Exercise goal:
Print every entry word for word, but omit the pictures.

Data rows:

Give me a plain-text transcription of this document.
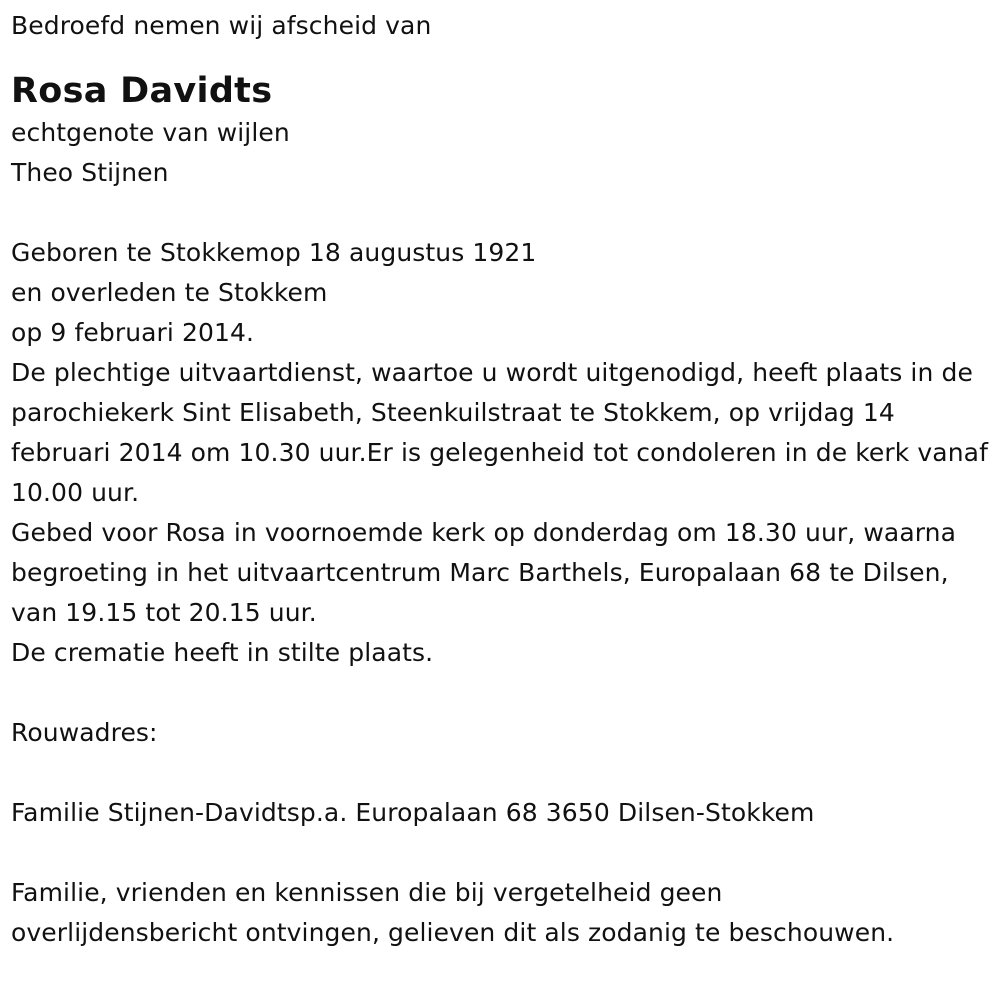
Bedroefd nemen wij afscheid van
Rosa Davidts
echtgenote van wijlen
Theo Stijnen
Geboren te Stokkemop 18 augustus 1921
en overleden te Stokkem
op 9 februari 2014.
De plechtige uitvaartdienst, waartoe u wordt uitgenodigd, heeft plaats in de parochiekerk Sint Elisabeth, Steenkuilstraat te Stokkem, op vrijdag 14 februari 2014 om 10.30 uur.Er is gelegenheid tot condoleren in de kerk vanaf 10.00 uur.
Gebed voor Rosa in voornoemde kerk op donderdag om 18.30 uur, waarna begroeting in het uitvaartcentrum Marc Barthels, Europalaan 68 te Dilsen, van 19.15 tot 20.15 uur.
De crematie heeft in stilte plaats.
Rouwadres:
Familie Stijnen-Davidtsp.a. Europalaan 68 3650 Dilsen-Stokkem
Familie, vrienden en kennissen die bij vergetelheid geen
overlijdensbericht ontvingen, gelieven dit als zodanig te beschouwen.
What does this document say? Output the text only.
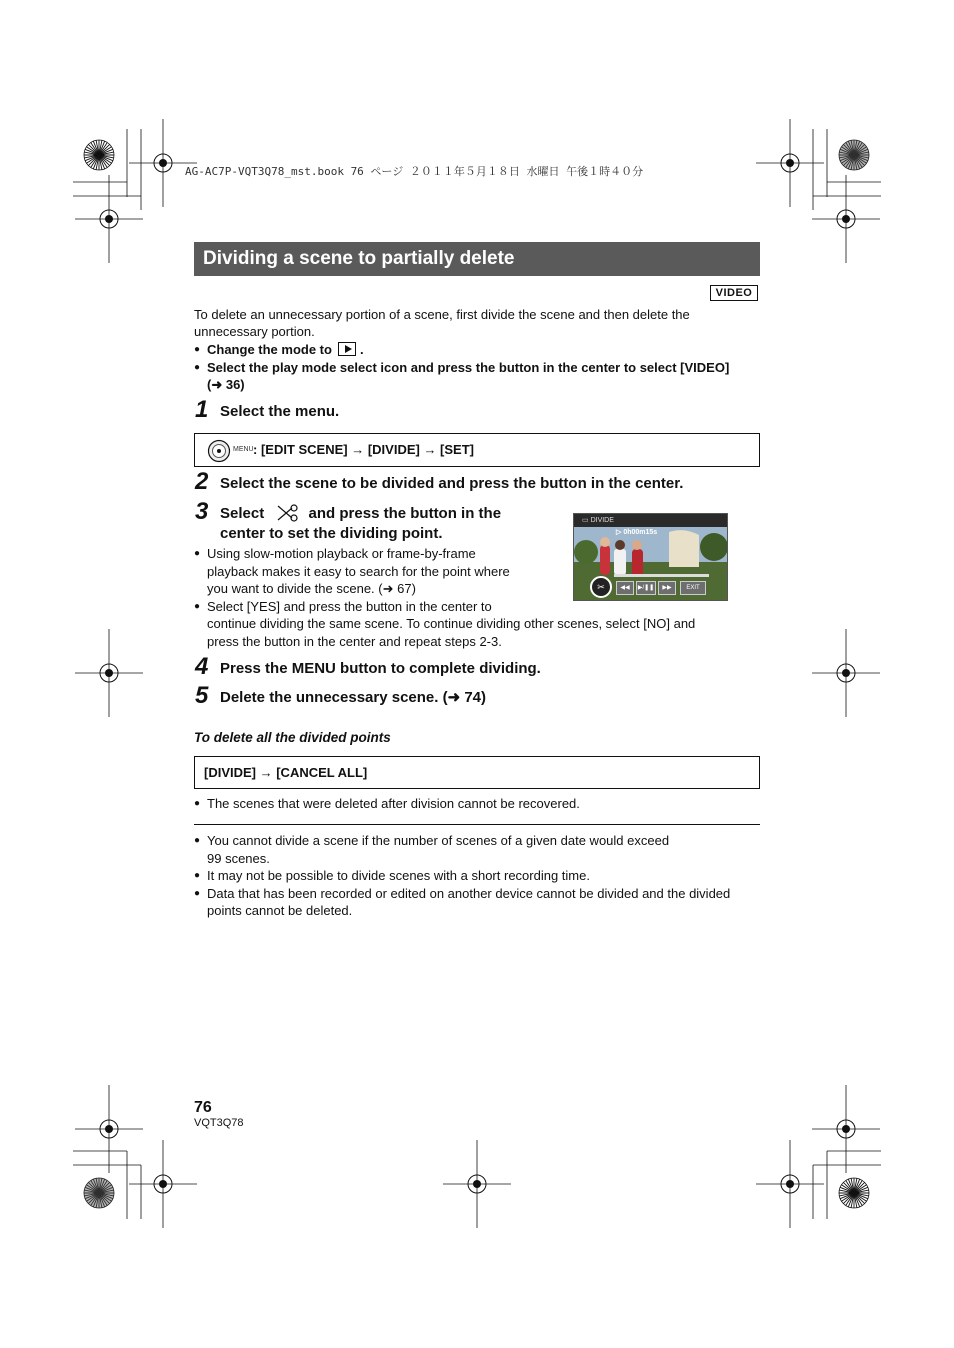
AG-AC7P-VQT3Q78_mst.book 76 ページ ２０１１年５月１８日 水曜日 午後１時４０分
Dividing a scene to partially delete
VIDEO
To delete an unnecessary portion of a scene, first divide the scene and then delete the
unnecessary portion.
● Change the mode to .
● Select the play mode select icon and press the button in the center to select [VIDEO]
(➜ 36)
1 Select the menu.
MENU : [EDIT SCENE] → [DIVIDE] → [SET]
2 Select the scene to be divided and press the button in the center.
3 Select	and press the button in the
center to set the dividing point.
● Using slow-motion playback or frame-by-frame
playback makes it easy to search for the point where
you want to divide the scene. (➜ 67)
● Select [YES] and press the button in the center to
continue dividing the same scene. To continue dividing other scenes, select [NO] and
press the button in the center and repeat steps 2-3.
▭ DIVIDE
▷ 0h00m15s
✂	◀◀	▶/❚❚	▶▶	EXIT
4 Press the MENU button to complete dividing.
5 Delete the unnecessary scene. (➜ 74)
To delete all the divided points
[DIVIDE] → [CANCEL ALL]
● The scenes that were deleted after division cannot be recovered.
● You cannot divide a scene if the number of scenes of a given date would exceed
99 scenes.
● It may not be possible to divide scenes with a short recording time.
● Data that has been recorded or edited on another device cannot be divided and the divided
points cannot be deleted.
76
VQT3Q78
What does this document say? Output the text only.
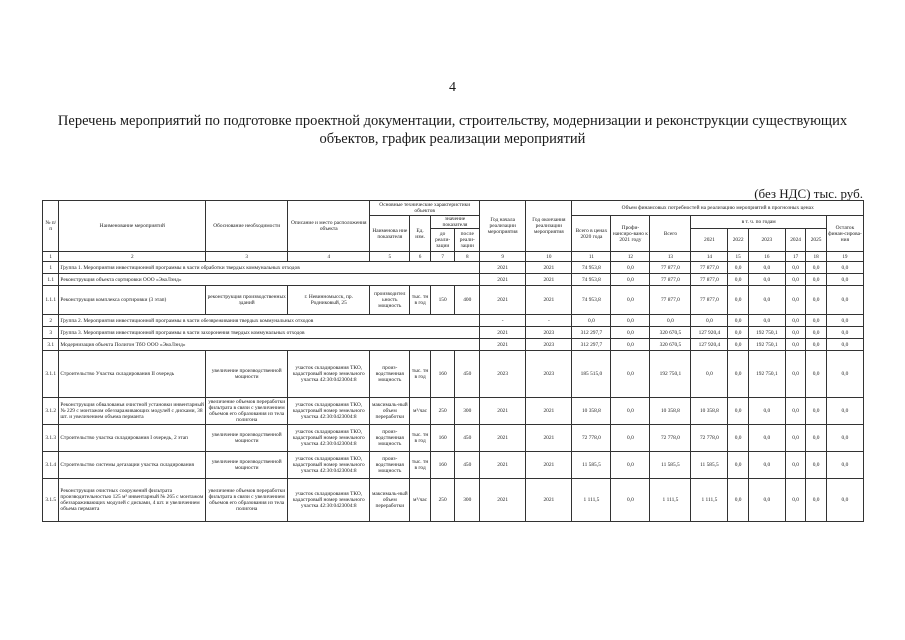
4
Перечень мероприятий по подготовке проектной документации, строительству, модернизации и реконструкции существующих
объектов, график реализации мероприятий
(без НДС) тыс. руб.
№ п/п	Наименование мероприятий	Обоснование необходимости	Описание и место расположения объекта	Основные технические характеристики объектов				Год начала реализации мероприятия	Год окончания реализации мероприятия	Объем финансовых потребностей на реализацию мероприятий в прогнозных ценах								
				Наименова ние показателя	Ед. изм.	значение показателя				Всего в ценах 2020 года	Профи-нансиро-вано к 2021 году	Всего	в т. ч. по годам					Остаток финан-сирова-ния
						до реали-зации	после реали-зации						2021	2022	2023	2024	2025	
1	2	3	4	5	6	7	8	9	10	11	12	13	14	15	16	17	18	19
1	Группа 1. Мероприятия инвестиционной программы в части обработки твердых коммунальных отходов							2021	2021	74 953,8	0,0	77 877,0	77 877,0	0,0	0,0	0,0	0,0	0,0
1.1	Реконструкция объекта сортировки ООО «ЭкоЛэнд»							2021	2021	74 953,8	0,0	77 877,0	77 877,0	0,0	0,0	0,0	0,0	0,0
1.1.1	Реконструкция комплекса сортировки (3 этап)	реконструкция производственных зданий	г. Невинномысск, пр. Родниковый, 25	производител ьность мощность	тыс. тн в год	150	400	2021	2021	74 953,8	0,0	77 877,0	77 877,0	0,0	0,0	0,0	0,0	0,0
2	Группа 2. Мероприятия инвестиционной программы в части обезвреживания твердых коммунальных отходов							-	-	0,0	0,0	0,0	0,0	0,0	0,0	0,0	0,0	0,0
3	Группа 3. Мероприятия инвестиционной программы в части захоронения твердых коммунальных отходов							2021	2023	312 297,7	0,0	320 670,5	127 920,4	0,0	192 750,1	0,0	0,0	0,0
3.1	Модернизация объекта Полигон ТбО ООО «ЭкоЛэнд»							2021	2023	312 297,7	0,0	320 670,5	127 920,4	0,0	192 750,1	0,0	0,0	0,0
3.1.1	Строительство Участка складирования II очередь	увеличение производственной мощности	участок складирования ТКО, кадастровый номер земельного участка 42:30:0423004:8	произ-водственная мощность	тыс. тн в год	160	450	2023	2023	185 515,0	0,0	192 750,1	0,0	0,0	192 750,1	0,0	0,0	0,0
3.1.2	Реконструкция обвалованья очистной установки инвентарный № 229 с монтажом обеззараживающих модулей с дисками, 38 шт. и увеличением объема перманта	увеличение объемов переработки фильтрата в связи с увеличением объемов его образования из тела полигона	участок складирования ТКО, кадастровый номер земельного участка 42:30:0423004:8	максималь-ный объем переработки	м³/час	250	300	2021	2021	10 358,8	0,0	10 358,8	10 358,8	0,0	0,0	0,0	0,0	0,0
3.1.3	Строительство участка складирования I очередь, 2 этап	увеличение производственной мощности	участок складирования ТКО, кадастровый номер земельного участка 42:30:0423004:8	произ-водственная мощность	тыс. тн в год	160	450	2021	2021	72 778,0	0,0	72 778,0	72 778,0	0,0	0,0	0,0	0,0	0,0
3.1.4	Строительство системы дегазации участка складирования	увеличение производственной мощности	участок складирования ТКО, кадастровый номер земельного участка 42:30:0423004:8	произ-водственная мощность	тыс. тн в год	160	450	2021	2021	11 585,5	0,0	11 585,5	11 585,5	0,0	0,0	0,0	0,0	0,0
3.1.5	Реконструкция очистных сооружений фильтрата производительностью 125 м³ инвентарный № 265 с монтажом обеззараживающих модулей с дисками, 4 шт. и увеличением объема перманта	увеличение объемов переработки фильтрата в связи с увеличением объемов его образования из тела полигона	участок складирования ТКО, кадастровый номер земельного участка 42:30:0423004:8	максималь-ный объем переработки	м³/час	250	300	2021	2021	1 111,5	0,0	1 111,5	1 111,5	0,0	0,0	0,0	0,0	0,0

Answer to the problem:
Give me a plain-text transcription of this document.
Bedroefd nemen wij afscheid van
Rosa Davidts
echtgenote van wijlen
Theo Stijnen
Geboren te Stokkemop 18 augustus 1921
en overleden te Stokkem
op 9 februari 2014.
De plechtige uitvaartdienst, waartoe u wordt uitgenodigd, heeft plaats in de parochiekerk Sint Elisabeth, Steenkuilstraat te Stokkem, op vrijdag 14 februari 2014 om 10.30 uur.Er is gelegenheid tot condoleren in de kerk vanaf 10.00 uur.
Gebed voor Rosa in voornoemde kerk op donderdag om 18.30 uur, waarna begroeting in het uitvaartcentrum Marc Barthels, Europalaan 68 te Dilsen, van 19.15 tot 20.15 uur.
De crematie heeft in stilte plaats.
Rouwadres:
Familie Stijnen-Davidtsp.a. Europalaan 68 3650 Dilsen-Stokkem
Familie, vrienden en kennissen die bij vergetelheid geen
overlijdensbericht ontvingen, gelieven dit als zodanig te beschouwen.
What does this document say? Output the text only.
AG-AC7P-VQT3Q78_mst.book 76 ページ ２０１１年５月１８日 水曜日 午後１時４０分
Dividing a scene to partially delete
VIDEO
To delete an unnecessary portion of a scene, first divide the scene and then delete the
unnecessary portion.
● Change the mode to .
● Select the play mode select icon and press the button in the center to select [VIDEO]
(➜ 36)
1 Select the menu.
MENU : [EDIT SCENE] → [DIVIDE] → [SET]
2 Select the scene to be divided and press the button in the center.
3 Select	and press the button in the
center to set the dividing point.
● Using slow-motion playback or frame-by-frame
playback makes it easy to search for the point where
you want to divide the scene. (➜ 67)
● Select [YES] and press the button in the center to
continue dividing the same scene. To continue dividing other scenes, select [NO] and
press the button in the center and repeat steps 2-3.
▭ DIVIDE
▷ 0h00m15s
✂	◀◀	▶/❚❚	▶▶	EXIT
4 Press the MENU button to complete dividing.
5 Delete the unnecessary scene. (➜ 74)
To delete all the divided points
[DIVIDE] → [CANCEL ALL]
● The scenes that were deleted after division cannot be recovered.
● You cannot divide a scene if the number of scenes of a given date would exceed
99 scenes.
● It may not be possible to divide scenes with a short recording time.
● Data that has been recorded or edited on another device cannot be divided and the divided
points cannot be deleted.
76
VQT3Q78
What does this document say? Output the text only.
4
Перечень мероприятий по подготовке проектной документации, строительству, модернизации и реконструкции существующих
объектов, график реализации мероприятий
(без НДС) тыс. руб.
№ п/п	Наименование мероприятий	Обоснование необходимости	Описание и место расположения объекта	Основные технические характеристики объектов				Год начала реализации мероприятия	Год окончания реализации мероприятия	Объем финансовых потребностей на реализацию мероприятий в прогнозных ценах								
				Наименова ние показателя	Ед. изм.	значение показателя				Всего в ценах 2020 года	Профи-нансиро-вано к 2021 году	Всего	в т. ч. по годам					Остаток финан-сирова-ния
						до реали-зации	после реали-зации						2021	2022	2023	2024	2025	
1	2	3	4	5	6	7	8	9	10	11	12	13	14	15	16	17	18	19
1	Группа 1. Мероприятия инвестиционной программы в части обработки твердых коммунальных отходов							2021	2021	74 953,8	0,0	77 877,0	77 877,0	0,0	0,0	0,0	0,0	0,0
1.1	Реконструкция объекта сортировки ООО «ЭкоЛэнд»							2021	2021	74 953,8	0,0	77 877,0	77 877,0	0,0	0,0	0,0	0,0	0,0
1.1.1	Реконструкция комплекса сортировки (3 этап)	реконструкция производственных зданий	г. Невинномысск, пр. Родниковый, 25	производител ьность мощность	тыс. тн в год	150	400	2021	2021	74 953,8	0,0	77 877,0	77 877,0	0,0	0,0	0,0	0,0	0,0
2	Группа 2. Мероприятия инвестиционной программы в части обезвреживания твердых коммунальных отходов							-	-	0,0	0,0	0,0	0,0	0,0	0,0	0,0	0,0	0,0
3	Группа 3. Мероприятия инвестиционной программы в части захоронения твердых коммунальных отходов							2021	2023	312 297,7	0,0	320 670,5	127 920,4	0,0	192 750,1	0,0	0,0	0,0
3.1	Модернизация объекта Полигон ТбО ООО «ЭкоЛэнд»							2021	2023	312 297,7	0,0	320 670,5	127 920,4	0,0	192 750,1	0,0	0,0	0,0
3.1.1	Строительство Участка складирования II очередь	увеличение производственной мощности	участок складирования ТКО, кадастровый номер земельного участка 42:30:0423004:8	произ-водственная мощность	тыс. тн в год	160	450	2023	2023	185 515,0	0,0	192 750,1	0,0	0,0	192 750,1	0,0	0,0	0,0
3.1.2	Реконструкция обвалованья очистной установки инвентарный № 229 с монтажом обеззараживающих модулей с дисками, 38 шт. и увеличением объема перманта	увеличение объемов переработки фильтрата в связи с увеличением объемов его образования из тела полигона	участок складирования ТКО, кадастровый номер земельного участка 42:30:0423004:8	максималь-ный объем переработки	м³/час	250	300	2021	2021	10 358,8	0,0	10 358,8	10 358,8	0,0	0,0	0,0	0,0	0,0
3.1.3	Строительство участка складирования I очередь, 2 этап	увеличение производственной мощности	участок складирования ТКО, кадастровый номер земельного участка 42:30:0423004:8	произ-водственная мощность	тыс. тн в год	160	450	2021	2021	72 778,0	0,0	72 778,0	72 778,0	0,0	0,0	0,0	0,0	0,0
3.1.4	Строительство системы дегазации участка складирования	увеличение производственной мощности	участок складирования ТКО, кадастровый номер земельного участка 42:30:0423004:8	произ-водственная мощность	тыс. тн в год	160	450	2021	2021	11 585,5	0,0	11 585,5	11 585,5	0,0	0,0	0,0	0,0	0,0
3.1.5	Реконструкция очистных сооружений фильтрата производительностью 125 м³ инвентарный № 265 с монтажом обеззараживающих модулей с дисками, 4 шт. и увеличением объема перманта	увеличение объемов переработки фильтрата в связи с увеличением объемов его образования из тела полигона	участок складирования ТКО, кадастровый номер земельного участка 42:30:0423004:8	максималь-ный объем переработки	м³/час	250	300	2021	2021	1 111,5	0,0	1 111,5	1 111,5	0,0	0,0	0,0	0,0	0,0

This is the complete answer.